= WHAT TO WORK ON =
Each line from the one containing "Decode this image" through the end of the listing below must be copied exactly; pictures are excluded.

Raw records

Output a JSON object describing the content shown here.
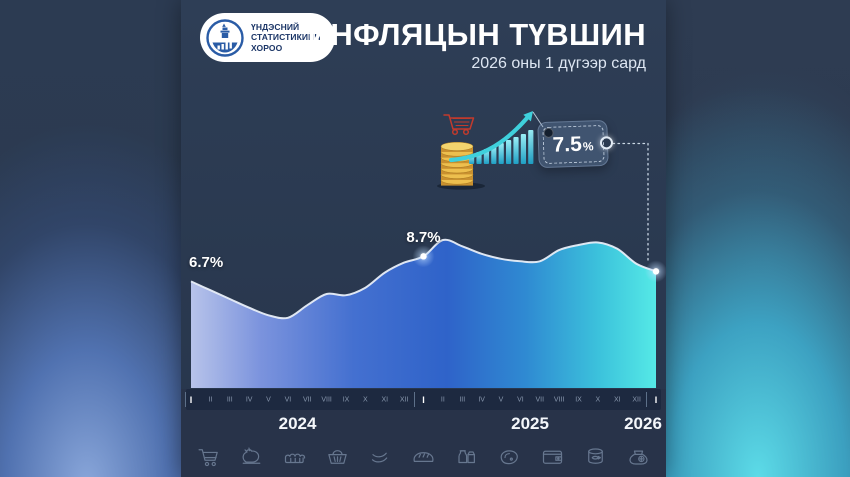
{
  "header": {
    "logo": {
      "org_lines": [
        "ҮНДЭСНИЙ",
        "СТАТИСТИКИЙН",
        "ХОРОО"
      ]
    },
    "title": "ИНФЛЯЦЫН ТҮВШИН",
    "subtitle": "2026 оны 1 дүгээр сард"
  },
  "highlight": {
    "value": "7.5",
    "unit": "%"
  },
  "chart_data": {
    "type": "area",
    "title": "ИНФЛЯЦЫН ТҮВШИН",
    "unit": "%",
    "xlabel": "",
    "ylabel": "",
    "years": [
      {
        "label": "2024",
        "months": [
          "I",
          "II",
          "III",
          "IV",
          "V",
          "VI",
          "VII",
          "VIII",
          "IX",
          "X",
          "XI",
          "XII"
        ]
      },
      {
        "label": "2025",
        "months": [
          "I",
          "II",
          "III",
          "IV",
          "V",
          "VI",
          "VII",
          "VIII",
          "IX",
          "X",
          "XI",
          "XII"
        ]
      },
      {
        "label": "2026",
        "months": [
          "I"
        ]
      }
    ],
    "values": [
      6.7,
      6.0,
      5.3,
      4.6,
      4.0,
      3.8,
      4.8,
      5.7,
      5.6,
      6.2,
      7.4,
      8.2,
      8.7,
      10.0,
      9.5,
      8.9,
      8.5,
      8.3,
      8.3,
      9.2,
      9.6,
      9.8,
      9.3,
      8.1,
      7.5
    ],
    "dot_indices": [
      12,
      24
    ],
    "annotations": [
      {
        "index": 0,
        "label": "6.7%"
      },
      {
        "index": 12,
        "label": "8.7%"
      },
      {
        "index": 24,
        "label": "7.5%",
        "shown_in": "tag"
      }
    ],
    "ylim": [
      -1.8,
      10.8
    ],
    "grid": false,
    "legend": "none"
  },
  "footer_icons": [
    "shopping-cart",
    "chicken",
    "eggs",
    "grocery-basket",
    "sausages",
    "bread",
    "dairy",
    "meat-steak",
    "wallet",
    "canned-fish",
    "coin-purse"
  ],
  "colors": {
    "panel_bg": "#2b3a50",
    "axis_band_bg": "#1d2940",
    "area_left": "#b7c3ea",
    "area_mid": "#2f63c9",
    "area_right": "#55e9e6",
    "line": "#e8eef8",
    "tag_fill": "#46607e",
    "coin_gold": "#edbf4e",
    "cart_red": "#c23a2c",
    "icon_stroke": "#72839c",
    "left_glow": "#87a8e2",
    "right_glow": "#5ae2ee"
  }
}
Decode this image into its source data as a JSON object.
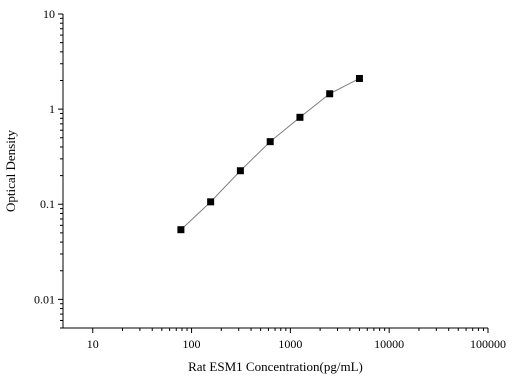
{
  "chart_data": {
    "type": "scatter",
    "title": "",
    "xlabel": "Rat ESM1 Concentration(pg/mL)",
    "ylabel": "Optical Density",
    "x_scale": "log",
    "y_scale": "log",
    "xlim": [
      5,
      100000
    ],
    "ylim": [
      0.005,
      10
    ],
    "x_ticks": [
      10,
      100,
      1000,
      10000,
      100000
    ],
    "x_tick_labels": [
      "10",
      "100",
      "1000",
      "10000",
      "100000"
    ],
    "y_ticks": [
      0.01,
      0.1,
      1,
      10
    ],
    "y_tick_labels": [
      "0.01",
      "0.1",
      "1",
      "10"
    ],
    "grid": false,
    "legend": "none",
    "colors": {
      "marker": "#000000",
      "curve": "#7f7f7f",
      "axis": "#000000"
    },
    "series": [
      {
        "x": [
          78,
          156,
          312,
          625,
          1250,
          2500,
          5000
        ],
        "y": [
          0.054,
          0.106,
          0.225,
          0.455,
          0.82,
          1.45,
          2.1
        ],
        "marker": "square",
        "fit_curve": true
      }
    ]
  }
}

= CORRECT RESPONSE =
Decode this image into its source data as a JSON object.
{
  "chart_data": {
    "type": "scatter",
    "title": "",
    "xlabel": "Rat ESM1 Concentration(pg/mL)",
    "ylabel": "Optical Density",
    "x_scale": "log",
    "y_scale": "log",
    "xlim": [
      5,
      100000
    ],
    "ylim": [
      0.005,
      10
    ],
    "x_ticks": [
      10,
      100,
      1000,
      10000,
      100000
    ],
    "x_tick_labels": [
      "10",
      "100",
      "1000",
      "10000",
      "100000"
    ],
    "y_ticks": [
      0.01,
      0.1,
      1,
      10
    ],
    "y_tick_labels": [
      "0.01",
      "0.1",
      "1",
      "10"
    ],
    "grid": false,
    "legend": "none",
    "colors": {
      "marker": "#000000",
      "curve": "#7f7f7f",
      "axis": "#000000"
    },
    "series": [
      {
        "x": [
          78,
          156,
          312,
          625,
          1250,
          2500,
          5000
        ],
        "y": [
          0.054,
          0.106,
          0.225,
          0.455,
          0.82,
          1.45,
          2.1
        ],
        "marker": "square",
        "fit_curve": true
      }
    ]
  }
}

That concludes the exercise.